Required work: Reproduce the material verbatim from its first line through the line containing "228, 284, 260]", including both ends.
** Start of The input **
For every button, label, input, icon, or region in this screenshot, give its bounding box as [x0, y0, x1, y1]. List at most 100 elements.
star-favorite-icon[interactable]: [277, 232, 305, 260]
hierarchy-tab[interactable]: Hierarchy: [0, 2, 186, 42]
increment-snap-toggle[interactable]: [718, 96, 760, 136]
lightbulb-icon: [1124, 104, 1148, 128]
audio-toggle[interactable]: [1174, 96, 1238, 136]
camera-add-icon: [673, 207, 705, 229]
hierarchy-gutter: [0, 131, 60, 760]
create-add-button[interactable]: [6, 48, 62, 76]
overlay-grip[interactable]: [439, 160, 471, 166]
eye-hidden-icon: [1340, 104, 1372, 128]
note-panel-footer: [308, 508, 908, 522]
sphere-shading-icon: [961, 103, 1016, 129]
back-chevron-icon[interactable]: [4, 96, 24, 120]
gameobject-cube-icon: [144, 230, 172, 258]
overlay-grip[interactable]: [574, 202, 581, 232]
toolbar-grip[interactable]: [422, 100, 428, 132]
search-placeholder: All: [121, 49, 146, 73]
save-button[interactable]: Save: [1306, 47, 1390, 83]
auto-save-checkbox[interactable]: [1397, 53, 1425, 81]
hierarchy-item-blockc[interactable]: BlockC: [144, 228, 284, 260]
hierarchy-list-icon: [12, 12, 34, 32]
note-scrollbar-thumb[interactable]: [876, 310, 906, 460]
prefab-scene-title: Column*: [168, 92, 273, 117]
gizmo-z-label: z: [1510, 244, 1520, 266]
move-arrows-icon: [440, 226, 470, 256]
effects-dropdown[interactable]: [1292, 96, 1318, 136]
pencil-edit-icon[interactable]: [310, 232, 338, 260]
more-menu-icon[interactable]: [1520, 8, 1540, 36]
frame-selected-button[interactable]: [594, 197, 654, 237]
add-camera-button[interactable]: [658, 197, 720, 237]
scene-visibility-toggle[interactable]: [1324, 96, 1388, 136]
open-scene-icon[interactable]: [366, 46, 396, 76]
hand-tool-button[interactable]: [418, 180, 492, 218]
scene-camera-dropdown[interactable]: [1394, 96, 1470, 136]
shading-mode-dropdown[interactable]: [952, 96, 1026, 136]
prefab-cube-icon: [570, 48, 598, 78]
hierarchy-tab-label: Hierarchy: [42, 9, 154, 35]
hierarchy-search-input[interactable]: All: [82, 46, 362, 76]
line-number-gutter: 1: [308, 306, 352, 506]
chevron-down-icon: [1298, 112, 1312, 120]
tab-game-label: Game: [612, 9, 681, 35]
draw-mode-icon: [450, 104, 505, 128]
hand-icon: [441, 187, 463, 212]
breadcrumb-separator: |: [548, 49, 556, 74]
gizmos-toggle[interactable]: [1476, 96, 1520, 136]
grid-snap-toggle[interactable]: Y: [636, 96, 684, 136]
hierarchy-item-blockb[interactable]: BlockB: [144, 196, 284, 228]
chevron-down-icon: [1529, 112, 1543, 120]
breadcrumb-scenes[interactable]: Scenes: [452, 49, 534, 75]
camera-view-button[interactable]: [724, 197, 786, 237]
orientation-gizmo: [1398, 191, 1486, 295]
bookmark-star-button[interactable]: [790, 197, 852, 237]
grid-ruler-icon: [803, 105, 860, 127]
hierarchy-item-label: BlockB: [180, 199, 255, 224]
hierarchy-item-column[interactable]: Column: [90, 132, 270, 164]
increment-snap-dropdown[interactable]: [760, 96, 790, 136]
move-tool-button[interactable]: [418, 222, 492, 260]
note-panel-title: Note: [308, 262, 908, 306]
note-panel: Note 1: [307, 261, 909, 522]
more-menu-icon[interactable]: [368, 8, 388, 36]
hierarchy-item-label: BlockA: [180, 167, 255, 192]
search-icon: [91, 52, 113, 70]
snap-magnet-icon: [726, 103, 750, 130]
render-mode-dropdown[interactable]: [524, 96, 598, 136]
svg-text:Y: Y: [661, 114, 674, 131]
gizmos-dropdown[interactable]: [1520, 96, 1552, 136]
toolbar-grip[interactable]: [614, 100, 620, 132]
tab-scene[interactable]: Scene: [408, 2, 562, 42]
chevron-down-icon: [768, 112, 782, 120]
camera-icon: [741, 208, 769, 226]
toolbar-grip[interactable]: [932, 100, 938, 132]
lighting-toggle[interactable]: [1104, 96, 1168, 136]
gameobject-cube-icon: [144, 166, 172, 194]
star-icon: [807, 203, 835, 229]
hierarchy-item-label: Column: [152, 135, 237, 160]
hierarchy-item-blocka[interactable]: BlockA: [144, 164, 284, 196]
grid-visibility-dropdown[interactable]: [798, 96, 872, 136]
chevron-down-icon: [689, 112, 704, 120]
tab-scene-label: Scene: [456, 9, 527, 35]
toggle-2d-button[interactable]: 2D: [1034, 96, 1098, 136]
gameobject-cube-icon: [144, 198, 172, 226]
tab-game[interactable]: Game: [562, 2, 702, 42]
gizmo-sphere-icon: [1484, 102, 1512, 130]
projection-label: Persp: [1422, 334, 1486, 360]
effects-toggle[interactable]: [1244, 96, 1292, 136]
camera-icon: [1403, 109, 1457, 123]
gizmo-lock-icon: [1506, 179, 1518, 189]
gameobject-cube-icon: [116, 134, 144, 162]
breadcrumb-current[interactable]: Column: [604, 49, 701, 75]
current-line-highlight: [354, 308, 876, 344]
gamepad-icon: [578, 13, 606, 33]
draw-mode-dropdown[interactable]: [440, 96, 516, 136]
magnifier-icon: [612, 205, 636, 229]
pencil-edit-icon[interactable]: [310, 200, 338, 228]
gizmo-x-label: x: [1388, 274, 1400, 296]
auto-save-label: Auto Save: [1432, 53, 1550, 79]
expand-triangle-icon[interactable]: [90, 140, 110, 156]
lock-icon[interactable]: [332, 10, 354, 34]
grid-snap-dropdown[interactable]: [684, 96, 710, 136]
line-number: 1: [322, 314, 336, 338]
** End of The input **
Task solution:
For every button, label, input, icon, or region in this screenshot, give its bounding box as [x0, y0, x1, y1]. List at most 100 elements.
star-favorite-icon[interactable]: [277, 232, 305, 260]
hierarchy-tab[interactable]: Hierarchy: [0, 2, 186, 42]
increment-snap-toggle[interactable]: [718, 96, 760, 136]
lightbulb-icon: [1124, 104, 1148, 128]
audio-toggle[interactable]: [1174, 96, 1238, 136]
camera-add-icon: [673, 207, 705, 229]
hierarchy-gutter: [0, 131, 60, 760]
create-add-button[interactable]: [6, 48, 62, 76]
overlay-grip[interactable]: [439, 160, 471, 166]
eye-hidden-icon: [1340, 104, 1372, 128]
note-panel-footer: [308, 508, 908, 522]
sphere-shading-icon: [961, 103, 1016, 129]
back-chevron-icon[interactable]: [4, 96, 24, 120]
gameobject-cube-icon: [144, 230, 172, 258]
overlay-grip[interactable]: [574, 202, 581, 232]
toolbar-grip[interactable]: [422, 100, 428, 132]
search-placeholder: All: [121, 49, 146, 73]
save-button[interactable]: Save: [1306, 47, 1390, 83]
auto-save-checkbox[interactable]: [1397, 53, 1425, 81]
hierarchy-item-blockc[interactable]: BlockC: [144, 228, 284, 260]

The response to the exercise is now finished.